STATED EXERCISE >>
The data below needs to be returned exactly, line for line.

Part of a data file

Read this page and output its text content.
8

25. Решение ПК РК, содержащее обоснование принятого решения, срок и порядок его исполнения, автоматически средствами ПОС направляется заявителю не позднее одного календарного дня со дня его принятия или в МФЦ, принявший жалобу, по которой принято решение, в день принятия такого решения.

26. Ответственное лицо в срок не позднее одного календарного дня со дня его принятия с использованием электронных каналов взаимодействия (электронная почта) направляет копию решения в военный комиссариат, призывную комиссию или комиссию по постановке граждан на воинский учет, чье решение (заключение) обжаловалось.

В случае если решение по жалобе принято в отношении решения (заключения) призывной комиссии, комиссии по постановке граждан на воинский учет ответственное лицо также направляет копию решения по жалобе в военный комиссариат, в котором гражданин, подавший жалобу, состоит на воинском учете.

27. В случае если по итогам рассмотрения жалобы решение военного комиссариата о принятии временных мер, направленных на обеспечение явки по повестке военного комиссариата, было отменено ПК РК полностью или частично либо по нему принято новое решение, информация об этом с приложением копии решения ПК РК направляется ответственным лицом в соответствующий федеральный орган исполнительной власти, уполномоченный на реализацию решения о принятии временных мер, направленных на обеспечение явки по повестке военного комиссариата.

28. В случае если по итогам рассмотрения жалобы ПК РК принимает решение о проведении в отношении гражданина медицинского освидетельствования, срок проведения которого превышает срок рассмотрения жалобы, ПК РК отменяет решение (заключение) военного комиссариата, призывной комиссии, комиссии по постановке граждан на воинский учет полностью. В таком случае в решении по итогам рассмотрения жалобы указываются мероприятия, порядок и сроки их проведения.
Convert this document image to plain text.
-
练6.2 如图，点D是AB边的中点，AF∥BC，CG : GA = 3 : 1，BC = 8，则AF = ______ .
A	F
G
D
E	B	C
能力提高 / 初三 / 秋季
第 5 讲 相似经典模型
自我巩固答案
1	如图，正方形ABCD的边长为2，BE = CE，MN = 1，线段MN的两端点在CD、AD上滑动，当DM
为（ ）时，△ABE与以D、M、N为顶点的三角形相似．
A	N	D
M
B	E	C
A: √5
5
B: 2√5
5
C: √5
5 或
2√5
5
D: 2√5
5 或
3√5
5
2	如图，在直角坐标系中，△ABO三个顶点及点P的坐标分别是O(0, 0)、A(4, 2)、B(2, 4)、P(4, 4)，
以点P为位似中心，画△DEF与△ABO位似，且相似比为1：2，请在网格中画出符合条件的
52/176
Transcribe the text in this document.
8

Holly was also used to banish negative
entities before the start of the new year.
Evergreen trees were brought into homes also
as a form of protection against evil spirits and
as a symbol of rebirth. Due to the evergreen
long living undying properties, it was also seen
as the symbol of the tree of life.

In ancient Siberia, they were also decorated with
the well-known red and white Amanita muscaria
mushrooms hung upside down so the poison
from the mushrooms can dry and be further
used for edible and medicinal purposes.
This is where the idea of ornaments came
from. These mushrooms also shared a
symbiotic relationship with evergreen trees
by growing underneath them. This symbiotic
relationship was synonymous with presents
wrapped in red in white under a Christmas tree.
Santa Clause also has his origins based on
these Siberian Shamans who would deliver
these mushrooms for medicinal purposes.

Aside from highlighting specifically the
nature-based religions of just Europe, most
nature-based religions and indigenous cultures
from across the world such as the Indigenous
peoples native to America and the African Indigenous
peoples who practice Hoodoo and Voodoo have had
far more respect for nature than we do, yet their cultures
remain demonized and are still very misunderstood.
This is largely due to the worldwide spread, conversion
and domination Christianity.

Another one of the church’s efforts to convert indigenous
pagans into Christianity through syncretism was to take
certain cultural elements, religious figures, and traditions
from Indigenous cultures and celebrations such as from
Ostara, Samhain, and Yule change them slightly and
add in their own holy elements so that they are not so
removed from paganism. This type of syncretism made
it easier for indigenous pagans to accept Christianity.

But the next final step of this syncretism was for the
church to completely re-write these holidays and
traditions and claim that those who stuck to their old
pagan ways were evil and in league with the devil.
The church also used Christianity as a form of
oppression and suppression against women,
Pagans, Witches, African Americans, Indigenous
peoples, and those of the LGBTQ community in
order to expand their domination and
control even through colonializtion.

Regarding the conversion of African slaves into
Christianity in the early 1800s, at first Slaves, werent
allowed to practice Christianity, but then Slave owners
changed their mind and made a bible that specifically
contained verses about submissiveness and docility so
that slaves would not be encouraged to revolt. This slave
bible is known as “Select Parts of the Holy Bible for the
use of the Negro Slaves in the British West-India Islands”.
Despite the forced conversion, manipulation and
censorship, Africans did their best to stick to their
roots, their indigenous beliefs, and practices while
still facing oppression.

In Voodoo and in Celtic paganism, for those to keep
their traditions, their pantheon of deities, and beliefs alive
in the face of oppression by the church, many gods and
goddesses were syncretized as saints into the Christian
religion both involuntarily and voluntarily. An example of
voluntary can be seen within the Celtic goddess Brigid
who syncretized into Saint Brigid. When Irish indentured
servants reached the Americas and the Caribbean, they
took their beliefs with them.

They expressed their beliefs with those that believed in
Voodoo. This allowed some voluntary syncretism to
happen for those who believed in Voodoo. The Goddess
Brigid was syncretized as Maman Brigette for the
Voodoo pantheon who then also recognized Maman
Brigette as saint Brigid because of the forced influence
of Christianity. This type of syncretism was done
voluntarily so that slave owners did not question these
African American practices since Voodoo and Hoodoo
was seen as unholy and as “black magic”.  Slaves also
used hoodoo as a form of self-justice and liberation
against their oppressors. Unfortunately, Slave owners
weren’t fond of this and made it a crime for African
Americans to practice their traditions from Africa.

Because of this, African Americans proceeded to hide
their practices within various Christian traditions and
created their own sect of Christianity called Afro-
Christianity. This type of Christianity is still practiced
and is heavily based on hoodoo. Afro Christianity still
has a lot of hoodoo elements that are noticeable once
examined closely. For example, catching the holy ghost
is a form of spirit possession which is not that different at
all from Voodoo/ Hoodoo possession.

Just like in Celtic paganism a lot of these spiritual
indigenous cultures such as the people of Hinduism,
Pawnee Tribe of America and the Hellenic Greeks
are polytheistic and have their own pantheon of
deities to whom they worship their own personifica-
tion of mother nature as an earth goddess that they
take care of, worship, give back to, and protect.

EXERCISE RESPONSE >>
Read this page and output its text content.
8

25. Решение ПК РК, содержащее обоснование принятого решения, срок и порядок его исполнения, автоматически средствами ПОС направляется заявителю не позднее одного календарного дня со дня его принятия или в МФЦ, принявший жалобу, по которой принято решение, в день принятия такого решения.

26. Ответственное лицо в срок не позднее одного календарного дня со дня его принятия с использованием электронных каналов взаимодействия (электронная почта) направляет копию решения в военный комиссариат, призывную комиссию или комиссию по постановке граждан на воинский учет, чье решение (заключение) обжаловалось.

В случае если решение по жалобе принято в отношении решения (заключения) призывной комиссии, комиссии по постановке граждан на воинский учет ответственное лицо также направляет копию решения по жалобе в военный комиссариат, в котором гражданин, подавший жалобу, состоит на воинском учете.

27. В случае если по итогам рассмотрения жалобы решение военного комиссариата о принятии временных мер, направленных на обеспечение явки по повестке военного комиссариата, было отменено ПК РК полностью или частично либо по нему принято новое решение, информация об этом с приложением копии решения ПК РК направляется ответственным лицом в соответствующий федеральный орган исполнительной власти, уполномоченный на реализацию решения о принятии временных мер, направленных на обеспечение явки по повестке военного комиссариата.

28. В случае если по итогам рассмотрения жалобы ПК РК принимает решение о проведении в отношении гражданина медицинского освидетельствования, срок проведения которого превышает срок рассмотрения жалобы, ПК РК отменяет решение (заключение) военного комиссариата, призывной комиссии, комиссии по постановке граждан на воинский учет полностью. В таком случае в решении по итогам рассмотрения жалобы указываются мероприятия, порядок и сроки их проведения.
Convert this document image to plain text.
-
练6.2 如图，点D是AB边的中点，AF∥BC，CG : GA = 3 : 1，BC = 8，则AF = ______ .
A	F
G
D
E	B	C
能力提高 / 初三 / 秋季
第 5 讲 相似经典模型
自我巩固答案
1	如图，正方形ABCD的边长为2，BE = CE，MN = 1，线段MN的两端点在CD、AD上滑动，当DM
为（ ）时，△ABE与以D、M、N为顶点的三角形相似．
A	N	D
M
B	E	C
A: √5
5
B: 2√5
5
C: √5
5 或
2√5
5
D: 2√5
5 或
3√5
5
2	如图，在直角坐标系中，△ABO三个顶点及点P的坐标分别是O(0, 0)、A(4, 2)、B(2, 4)、P(4, 4)，
以点P为位似中心，画△DEF与△ABO位似，且相似比为1：2，请在网格中画出符合条件的
52/176
Transcribe the text in this document.
8

Holly was also used to banish negative
entities before the start of the new year.
Evergreen trees were brought into homes also
as a form of protection against evil spirits and
as a symbol of rebirth. Due to the evergreen
long living undying properties, it was also seen
as the symbol of the tree of life.

In ancient Siberia, they were also decorated with
the well-known red and white Amanita muscaria
mushrooms hung upside down so the poison
from the mushrooms can dry and be further
used for edible and medicinal purposes.
This is where the idea of ornaments came
from. These mushrooms also shared a
symbiotic relationship with evergreen trees
by growing underneath them. This symbiotic
relationship was synonymous with presents
wrapped in red in white under a Christmas tree.
Santa Clause also has his origins based on
these Siberian Shamans who would deliver
these mushrooms for medicinal purposes.

Aside from highlighting specifically the
nature-based religions of just Europe, most
nature-based religions and indigenous cultures
from across the world such as the Indigenous
peoples native to America and the African Indigenous
peoples who practice Hoodoo and Voodoo have had
far more respect for nature than we do, yet their cultures
remain demonized and are still very misunderstood.
This is largely due to the worldwide spread, conversion
and domination Christianity.

Another one of the church’s efforts to convert indigenous
pagans into Christianity through syncretism was to take
certain cultural elements, religious figures, and traditions
from Indigenous cultures and celebrations such as from
Ostara, Samhain, and Yule change them slightly and
add in their own holy elements so that they are not so
removed from paganism. This type of syncretism made
it easier for indigenous pagans to accept Christianity.

But the next final step of this syncretism was for the
church to completely re-write these holidays and
traditions and claim that those who stuck to their old
pagan ways were evil and in league with the devil.
The church also used Christianity as a form of
oppression and suppression against women,
Pagans, Witches, African Americans, Indigenous
peoples, and those of the LGBTQ community in
order to expand their domination and
control even through colonializtion.

Regarding the conversion of African slaves into
Christianity in the early 1800s, at first Slaves, werent
allowed to practice Christianity, but then Slave owners
changed their mind and made a bible that specifically
contained verses about submissiveness and docility so
that slaves would not be encouraged to revolt. This slave
bible is known as “Select Parts of the Holy Bible for the
use of the Negro Slaves in the British West-India Islands”.
Despite the forced conversion, manipulation and
censorship, Africans did their best to stick to their
roots, their indigenous beliefs, and practices while
still facing oppression.

In Voodoo and in Celtic paganism, for those to keep
their traditions, their pantheon of deities, and beliefs alive
in the face of oppression by the church, many gods and
goddesses were syncretized as saints into the Christian
religion both involuntarily and voluntarily. An example of
voluntary can be seen within the Celtic goddess Brigid
who syncretized into Saint Brigid. When Irish indentured
servants reached the Americas and the Caribbean, they
took their beliefs with them.

They expressed their beliefs with those that believed in
Voodoo. This allowed some voluntary syncretism to
happen for those who believed in Voodoo. The Goddess
Brigid was syncretized as Maman Brigette for the
Voodoo pantheon who then also recognized Maman
Brigette as saint Brigid because of the forced influence
of Christianity. This type of syncretism was done
voluntarily so that slave owners did not question these
African American practices since Voodoo and Hoodoo
was seen as unholy and as “black magic”.  Slaves also
used hoodoo as a form of self-justice and liberation
against their oppressors. Unfortunately, Slave owners
weren’t fond of this and made it a crime for African
Americans to practice their traditions from Africa.

Because of this, African Americans proceeded to hide
their practices within various Christian traditions and
created their own sect of Christianity called Afro-
Christianity. This type of Christianity is still practiced
and is heavily based on hoodoo. Afro Christianity still
has a lot of hoodoo elements that are noticeable once
examined closely. For example, catching the holy ghost
is a form of spirit possession which is not that different at
all from Voodoo/ Hoodoo possession.

Just like in Celtic paganism a lot of these spiritual
indigenous cultures such as the people of Hinduism,
Pawnee Tribe of America and the Hellenic Greeks
are polytheistic and have their own pantheon of
deities to whom they worship their own personifica-
tion of mother nature as an earth goddess that they
take care of, worship, give back to, and protect.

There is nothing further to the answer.